* Short task
Make an exact copy of the records, with the pictures left out.

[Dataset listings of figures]
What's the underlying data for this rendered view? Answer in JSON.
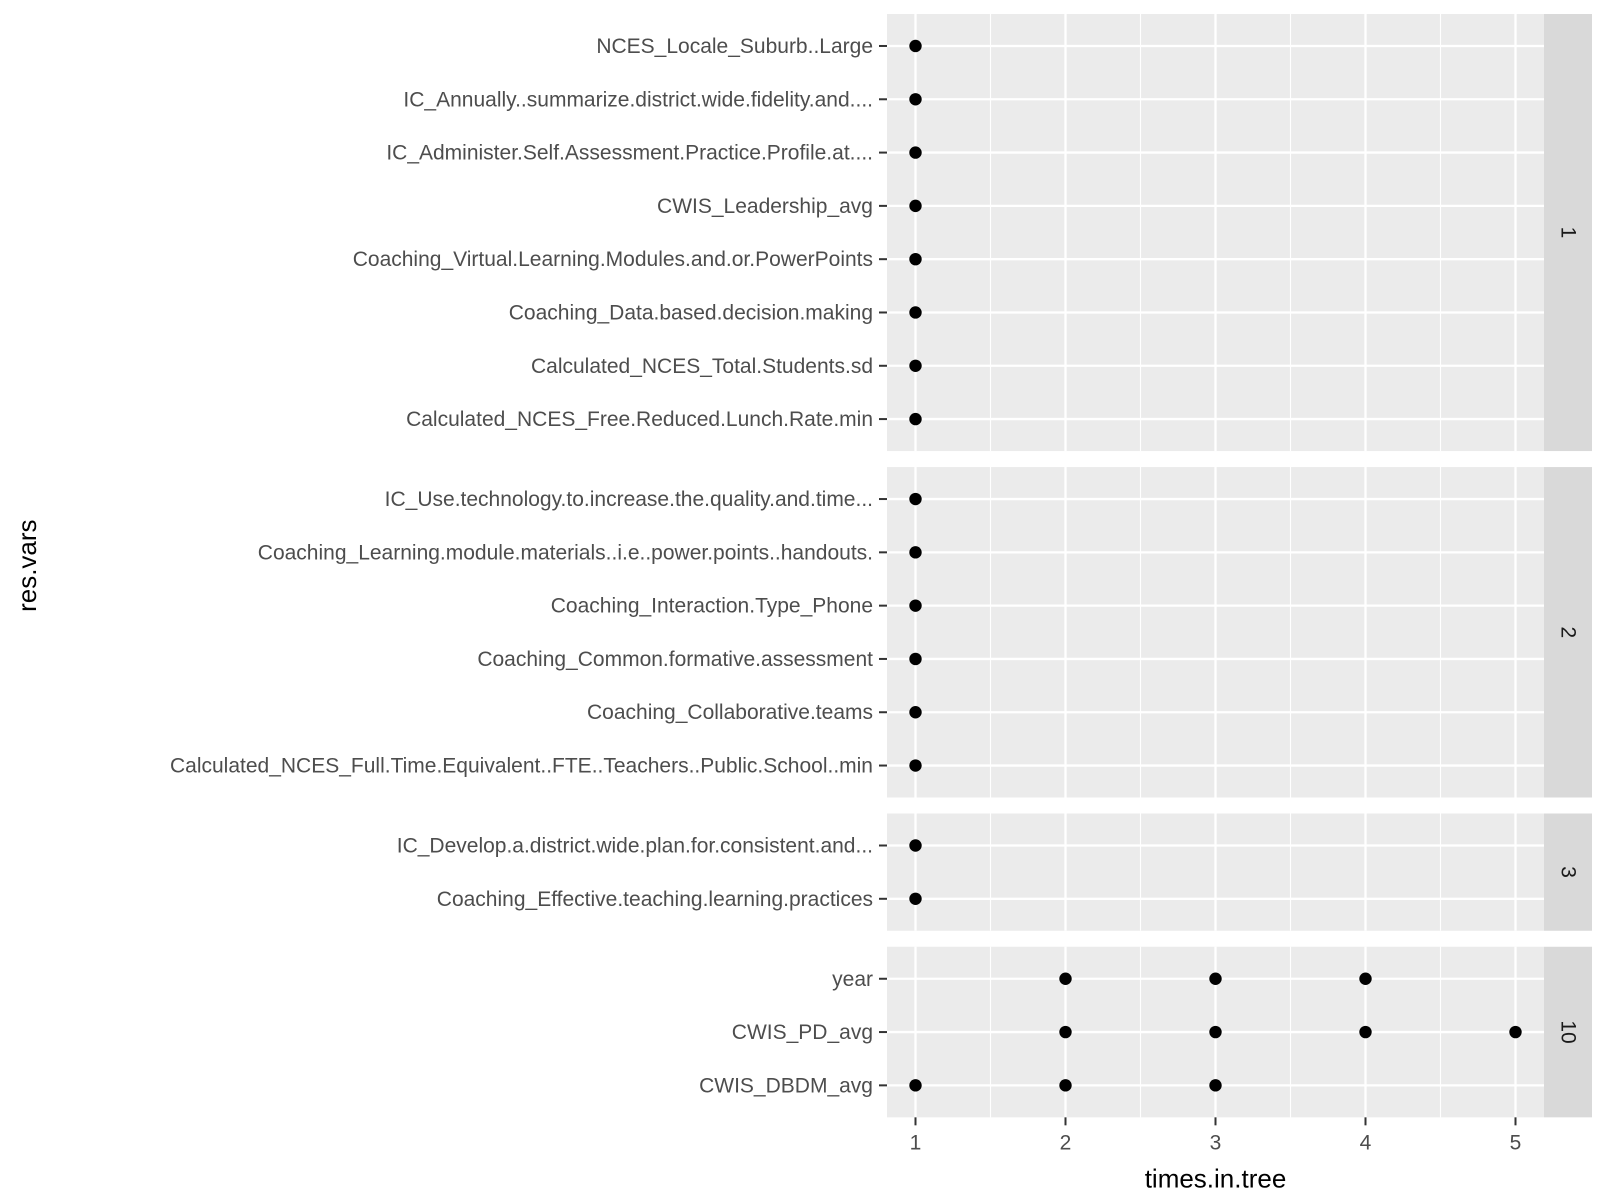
{
  "chart_data": {
    "type": "scatter",
    "xlabel": "times.in.tree",
    "ylabel": "res.vars",
    "xlim": [
      0.81,
      5.19
    ],
    "x_ticks": [
      1,
      2,
      3,
      4,
      5
    ],
    "x_tick_labels": [
      "1",
      "2",
      "3",
      "4",
      "5"
    ],
    "grid": true,
    "theme": "ggplot2 grey",
    "colors": {
      "panel_background": "#EBEBEB",
      "grid_major": "#FFFFFF",
      "strip_background": "#D9D9D9",
      "point": "#000000",
      "tick_text": "#4D4D4D"
    },
    "facets": [
      {
        "label": "1",
        "categories": [
          "NCES_Locale_Suburb..Large",
          "IC_Annually..summarize.district.wide.fidelity.and....",
          "IC_Administer.Self.Assessment.Practice.Profile.at....",
          "CWIS_Leadership_avg",
          "Coaching_Virtual.Learning.Modules.and.or.PowerPoints",
          "Coaching_Data.based.decision.making",
          "Calculated_NCES_Total.Students.sd",
          "Calculated_NCES_Free.Reduced.Lunch.Rate.min"
        ],
        "points": [
          {
            "y": "NCES_Locale_Suburb..Large",
            "x": [
              1
            ]
          },
          {
            "y": "IC_Annually..summarize.district.wide.fidelity.and....",
            "x": [
              1
            ]
          },
          {
            "y": "IC_Administer.Self.Assessment.Practice.Profile.at....",
            "x": [
              1
            ]
          },
          {
            "y": "CWIS_Leadership_avg",
            "x": [
              1
            ]
          },
          {
            "y": "Coaching_Virtual.Learning.Modules.and.or.PowerPoints",
            "x": [
              1
            ]
          },
          {
            "y": "Coaching_Data.based.decision.making",
            "x": [
              1
            ]
          },
          {
            "y": "Calculated_NCES_Total.Students.sd",
            "x": [
              1
            ]
          },
          {
            "y": "Calculated_NCES_Free.Reduced.Lunch.Rate.min",
            "x": [
              1
            ]
          }
        ]
      },
      {
        "label": "2",
        "categories": [
          "IC_Use.technology.to.increase.the.quality.and.time...",
          "Coaching_Learning.module.materials..i.e..power.points..handouts.",
          "Coaching_Interaction.Type_Phone",
          "Coaching_Common.formative.assessment",
          "Coaching_Collaborative.teams",
          "Calculated_NCES_Full.Time.Equivalent..FTE..Teachers..Public.School..min"
        ],
        "points": [
          {
            "y": "IC_Use.technology.to.increase.the.quality.and.time...",
            "x": [
              1
            ]
          },
          {
            "y": "Coaching_Learning.module.materials..i.e..power.points..handouts.",
            "x": [
              1
            ]
          },
          {
            "y": "Coaching_Interaction.Type_Phone",
            "x": [
              1
            ]
          },
          {
            "y": "Coaching_Common.formative.assessment",
            "x": [
              1
            ]
          },
          {
            "y": "Coaching_Collaborative.teams",
            "x": [
              1
            ]
          },
          {
            "y": "Calculated_NCES_Full.Time.Equivalent..FTE..Teachers..Public.School..min",
            "x": [
              1
            ]
          }
        ]
      },
      {
        "label": "3",
        "categories": [
          "IC_Develop.a.district.wide.plan.for.consistent.and...",
          "Coaching_Effective.teaching.learning.practices"
        ],
        "points": [
          {
            "y": "IC_Develop.a.district.wide.plan.for.consistent.and...",
            "x": [
              1
            ]
          },
          {
            "y": "Coaching_Effective.teaching.learning.practices",
            "x": [
              1
            ]
          }
        ]
      },
      {
        "label": "10",
        "categories": [
          "year",
          "CWIS_PD_avg",
          "CWIS_DBDM_avg"
        ],
        "points": [
          {
            "y": "year",
            "x": [
              2,
              3,
              4
            ]
          },
          {
            "y": "CWIS_PD_avg",
            "x": [
              2,
              3,
              4,
              5
            ]
          },
          {
            "y": "CWIS_DBDM_avg",
            "x": [
              1,
              2,
              3
            ]
          }
        ]
      }
    ]
  }
}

* Task solution
What's the underlying data for this rendered view? Answer in JSON.
{
  "chart_data": {
    "type": "scatter",
    "xlabel": "times.in.tree",
    "ylabel": "res.vars",
    "xlim": [
      0.81,
      5.19
    ],
    "x_ticks": [
      1,
      2,
      3,
      4,
      5
    ],
    "x_tick_labels": [
      "1",
      "2",
      "3",
      "4",
      "5"
    ],
    "grid": true,
    "theme": "ggplot2 grey",
    "colors": {
      "panel_background": "#EBEBEB",
      "grid_major": "#FFFFFF",
      "strip_background": "#D9D9D9",
      "point": "#000000",
      "tick_text": "#4D4D4D"
    },
    "facets": [
      {
        "label": "1",
        "categories": [
          "NCES_Locale_Suburb..Large",
          "IC_Annually..summarize.district.wide.fidelity.and....",
          "IC_Administer.Self.Assessment.Practice.Profile.at....",
          "CWIS_Leadership_avg",
          "Coaching_Virtual.Learning.Modules.and.or.PowerPoints",
          "Coaching_Data.based.decision.making",
          "Calculated_NCES_Total.Students.sd",
          "Calculated_NCES_Free.Reduced.Lunch.Rate.min"
        ],
        "points": [
          {
            "y": "NCES_Locale_Suburb..Large",
            "x": [
              1
            ]
          },
          {
            "y": "IC_Annually..summarize.district.wide.fidelity.and....",
            "x": [
              1
            ]
          },
          {
            "y": "IC_Administer.Self.Assessment.Practice.Profile.at....",
            "x": [
              1
            ]
          },
          {
            "y": "CWIS_Leadership_avg",
            "x": [
              1
            ]
          },
          {
            "y": "Coaching_Virtual.Learning.Modules.and.or.PowerPoints",
            "x": [
              1
            ]
          },
          {
            "y": "Coaching_Data.based.decision.making",
            "x": [
              1
            ]
          },
          {
            "y": "Calculated_NCES_Total.Students.sd",
            "x": [
              1
            ]
          },
          {
            "y": "Calculated_NCES_Free.Reduced.Lunch.Rate.min",
            "x": [
              1
            ]
          }
        ]
      },
      {
        "label": "2",
        "categories": [
          "IC_Use.technology.to.increase.the.quality.and.time...",
          "Coaching_Learning.module.materials..i.e..power.points..handouts.",
          "Coaching_Interaction.Type_Phone",
          "Coaching_Common.formative.assessment",
          "Coaching_Collaborative.teams",
          "Calculated_NCES_Full.Time.Equivalent..FTE..Teachers..Public.School..min"
        ],
        "points": [
          {
            "y": "IC_Use.technology.to.increase.the.quality.and.time...",
            "x": [
              1
            ]
          },
          {
            "y": "Coaching_Learning.module.materials..i.e..power.points..handouts.",
            "x": [
              1
            ]
          },
          {
            "y": "Coaching_Interaction.Type_Phone",
            "x": [
              1
            ]
          },
          {
            "y": "Coaching_Common.formative.assessment",
            "x": [
              1
            ]
          },
          {
            "y": "Coaching_Collaborative.teams",
            "x": [
              1
            ]
          },
          {
            "y": "Calculated_NCES_Full.Time.Equivalent..FTE..Teachers..Public.School..min",
            "x": [
              1
            ]
          }
        ]
      },
      {
        "label": "3",
        "categories": [
          "IC_Develop.a.district.wide.plan.for.consistent.and...",
          "Coaching_Effective.teaching.learning.practices"
        ],
        "points": [
          {
            "y": "IC_Develop.a.district.wide.plan.for.consistent.and...",
            "x": [
              1
            ]
          },
          {
            "y": "Coaching_Effective.teaching.learning.practices",
            "x": [
              1
            ]
          }
        ]
      },
      {
        "label": "10",
        "categories": [
          "year",
          "CWIS_PD_avg",
          "CWIS_DBDM_avg"
        ],
        "points": [
          {
            "y": "year",
            "x": [
              2,
              3,
              4
            ]
          },
          {
            "y": "CWIS_PD_avg",
            "x": [
              2,
              3,
              4,
              5
            ]
          },
          {
            "y": "CWIS_DBDM_avg",
            "x": [
              1,
              2,
              3
            ]
          }
        ]
      }
    ]
  }
}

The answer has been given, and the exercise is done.